§ REQUEST
Find the lines holding the string "своевременно" in the data, then copy all of them.

§ RECORDED INFORMATION

┄┄┄┄┄┄

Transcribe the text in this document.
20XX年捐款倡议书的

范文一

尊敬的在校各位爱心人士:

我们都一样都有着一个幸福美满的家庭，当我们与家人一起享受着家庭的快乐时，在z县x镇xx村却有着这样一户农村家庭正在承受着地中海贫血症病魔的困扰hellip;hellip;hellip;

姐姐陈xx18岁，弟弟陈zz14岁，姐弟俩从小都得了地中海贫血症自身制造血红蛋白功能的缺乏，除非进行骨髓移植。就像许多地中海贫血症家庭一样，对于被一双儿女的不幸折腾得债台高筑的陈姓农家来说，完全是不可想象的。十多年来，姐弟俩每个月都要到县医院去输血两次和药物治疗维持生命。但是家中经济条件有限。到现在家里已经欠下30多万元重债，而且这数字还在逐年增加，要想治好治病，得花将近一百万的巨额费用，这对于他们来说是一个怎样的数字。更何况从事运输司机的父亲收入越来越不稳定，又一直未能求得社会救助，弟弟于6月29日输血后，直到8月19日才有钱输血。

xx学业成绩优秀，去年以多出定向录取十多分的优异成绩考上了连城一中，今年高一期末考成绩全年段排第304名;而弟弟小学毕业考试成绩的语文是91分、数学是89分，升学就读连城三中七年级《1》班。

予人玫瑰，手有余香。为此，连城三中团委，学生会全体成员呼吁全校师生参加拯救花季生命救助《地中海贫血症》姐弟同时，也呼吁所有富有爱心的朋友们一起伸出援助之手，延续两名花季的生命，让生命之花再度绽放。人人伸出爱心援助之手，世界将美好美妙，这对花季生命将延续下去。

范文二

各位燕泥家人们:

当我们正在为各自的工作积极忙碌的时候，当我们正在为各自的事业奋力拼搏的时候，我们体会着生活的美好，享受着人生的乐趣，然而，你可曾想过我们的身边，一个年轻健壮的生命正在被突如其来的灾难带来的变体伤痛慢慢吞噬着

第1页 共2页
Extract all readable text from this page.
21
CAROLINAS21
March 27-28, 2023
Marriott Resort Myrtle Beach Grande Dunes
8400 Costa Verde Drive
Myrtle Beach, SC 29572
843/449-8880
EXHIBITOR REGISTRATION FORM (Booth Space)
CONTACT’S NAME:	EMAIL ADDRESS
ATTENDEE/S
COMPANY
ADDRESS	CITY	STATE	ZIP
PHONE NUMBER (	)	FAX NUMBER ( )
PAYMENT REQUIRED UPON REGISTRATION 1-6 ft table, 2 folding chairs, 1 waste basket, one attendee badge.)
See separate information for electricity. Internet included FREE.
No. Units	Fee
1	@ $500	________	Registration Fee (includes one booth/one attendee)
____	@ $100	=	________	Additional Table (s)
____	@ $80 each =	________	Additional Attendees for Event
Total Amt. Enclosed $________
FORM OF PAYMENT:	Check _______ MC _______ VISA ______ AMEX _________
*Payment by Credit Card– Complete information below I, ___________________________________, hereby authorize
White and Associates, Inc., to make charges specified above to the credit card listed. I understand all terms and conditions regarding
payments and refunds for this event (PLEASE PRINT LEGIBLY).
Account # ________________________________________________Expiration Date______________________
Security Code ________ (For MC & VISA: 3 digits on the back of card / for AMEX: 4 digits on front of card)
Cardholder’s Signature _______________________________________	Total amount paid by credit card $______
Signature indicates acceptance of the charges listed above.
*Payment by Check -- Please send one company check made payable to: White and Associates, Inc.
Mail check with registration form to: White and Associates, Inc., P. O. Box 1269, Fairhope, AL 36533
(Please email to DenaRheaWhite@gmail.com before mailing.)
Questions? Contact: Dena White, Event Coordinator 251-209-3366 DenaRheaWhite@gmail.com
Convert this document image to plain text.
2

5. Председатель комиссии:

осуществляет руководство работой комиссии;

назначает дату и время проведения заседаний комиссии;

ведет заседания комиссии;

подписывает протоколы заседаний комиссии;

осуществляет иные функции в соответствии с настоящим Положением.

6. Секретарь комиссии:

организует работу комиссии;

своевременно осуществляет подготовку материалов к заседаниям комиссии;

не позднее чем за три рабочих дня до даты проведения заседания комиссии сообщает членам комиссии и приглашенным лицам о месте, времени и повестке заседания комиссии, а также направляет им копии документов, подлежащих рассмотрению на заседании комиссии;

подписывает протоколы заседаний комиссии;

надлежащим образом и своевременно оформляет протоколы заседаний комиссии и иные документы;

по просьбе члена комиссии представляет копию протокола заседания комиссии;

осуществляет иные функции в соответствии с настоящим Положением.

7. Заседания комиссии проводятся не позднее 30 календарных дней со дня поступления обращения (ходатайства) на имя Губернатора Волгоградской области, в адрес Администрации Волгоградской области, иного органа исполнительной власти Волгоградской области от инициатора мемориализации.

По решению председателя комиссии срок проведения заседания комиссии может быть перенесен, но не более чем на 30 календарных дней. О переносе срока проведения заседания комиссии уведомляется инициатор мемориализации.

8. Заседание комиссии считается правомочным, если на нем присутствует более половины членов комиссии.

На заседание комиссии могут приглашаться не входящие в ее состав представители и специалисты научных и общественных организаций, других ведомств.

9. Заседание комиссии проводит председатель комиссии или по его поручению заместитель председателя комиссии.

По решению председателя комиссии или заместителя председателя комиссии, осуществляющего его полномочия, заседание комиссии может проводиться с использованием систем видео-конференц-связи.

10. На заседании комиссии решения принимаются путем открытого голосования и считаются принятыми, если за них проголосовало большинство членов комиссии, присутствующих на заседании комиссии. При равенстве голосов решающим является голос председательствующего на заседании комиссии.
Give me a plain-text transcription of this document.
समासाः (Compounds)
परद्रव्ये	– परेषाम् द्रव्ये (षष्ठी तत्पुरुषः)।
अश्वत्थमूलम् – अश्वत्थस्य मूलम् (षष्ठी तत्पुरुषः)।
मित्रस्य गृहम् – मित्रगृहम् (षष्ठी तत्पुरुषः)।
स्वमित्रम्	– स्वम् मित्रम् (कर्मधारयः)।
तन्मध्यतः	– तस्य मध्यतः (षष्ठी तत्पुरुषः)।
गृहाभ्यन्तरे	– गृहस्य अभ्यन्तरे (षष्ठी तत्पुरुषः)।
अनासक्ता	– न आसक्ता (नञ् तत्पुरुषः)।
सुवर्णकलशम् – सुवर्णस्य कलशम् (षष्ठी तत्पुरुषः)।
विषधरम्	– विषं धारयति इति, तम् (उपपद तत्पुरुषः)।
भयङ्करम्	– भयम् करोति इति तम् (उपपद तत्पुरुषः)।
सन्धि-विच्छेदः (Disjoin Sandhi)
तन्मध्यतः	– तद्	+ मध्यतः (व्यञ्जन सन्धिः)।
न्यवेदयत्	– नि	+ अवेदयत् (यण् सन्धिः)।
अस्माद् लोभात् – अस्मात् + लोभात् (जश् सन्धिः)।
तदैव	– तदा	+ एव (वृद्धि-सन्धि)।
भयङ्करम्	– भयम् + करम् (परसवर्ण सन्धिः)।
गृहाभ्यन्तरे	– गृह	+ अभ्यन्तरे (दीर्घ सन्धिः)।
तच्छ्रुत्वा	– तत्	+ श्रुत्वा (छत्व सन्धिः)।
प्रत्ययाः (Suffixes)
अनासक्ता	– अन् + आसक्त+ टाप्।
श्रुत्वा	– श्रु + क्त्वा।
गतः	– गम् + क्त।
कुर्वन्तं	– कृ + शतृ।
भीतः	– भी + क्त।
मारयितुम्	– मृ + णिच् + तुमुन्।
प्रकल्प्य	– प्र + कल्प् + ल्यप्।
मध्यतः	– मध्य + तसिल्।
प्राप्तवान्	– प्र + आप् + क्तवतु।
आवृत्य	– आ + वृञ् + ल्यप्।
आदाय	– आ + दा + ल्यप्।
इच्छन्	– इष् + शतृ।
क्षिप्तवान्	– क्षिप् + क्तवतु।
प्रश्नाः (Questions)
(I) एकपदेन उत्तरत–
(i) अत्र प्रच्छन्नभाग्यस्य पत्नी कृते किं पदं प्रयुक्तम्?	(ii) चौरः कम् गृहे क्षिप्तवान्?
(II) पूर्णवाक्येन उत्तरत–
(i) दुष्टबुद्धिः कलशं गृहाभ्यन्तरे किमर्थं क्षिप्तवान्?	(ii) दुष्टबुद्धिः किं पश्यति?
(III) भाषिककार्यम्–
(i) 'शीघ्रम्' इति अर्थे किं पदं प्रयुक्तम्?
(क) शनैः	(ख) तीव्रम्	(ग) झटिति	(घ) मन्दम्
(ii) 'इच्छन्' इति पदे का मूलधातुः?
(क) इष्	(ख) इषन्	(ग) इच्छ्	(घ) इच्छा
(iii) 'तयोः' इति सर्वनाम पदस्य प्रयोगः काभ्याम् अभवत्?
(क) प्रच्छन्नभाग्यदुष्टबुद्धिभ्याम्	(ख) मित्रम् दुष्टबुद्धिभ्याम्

┄┄┄┄┄┄

§ THE ANSWER
своевременно осуществляет подготовку материалов к заседаниям комиссии;
надлежащим образом и своевременно оформляет протоколы заседаний комиссии и иные документы;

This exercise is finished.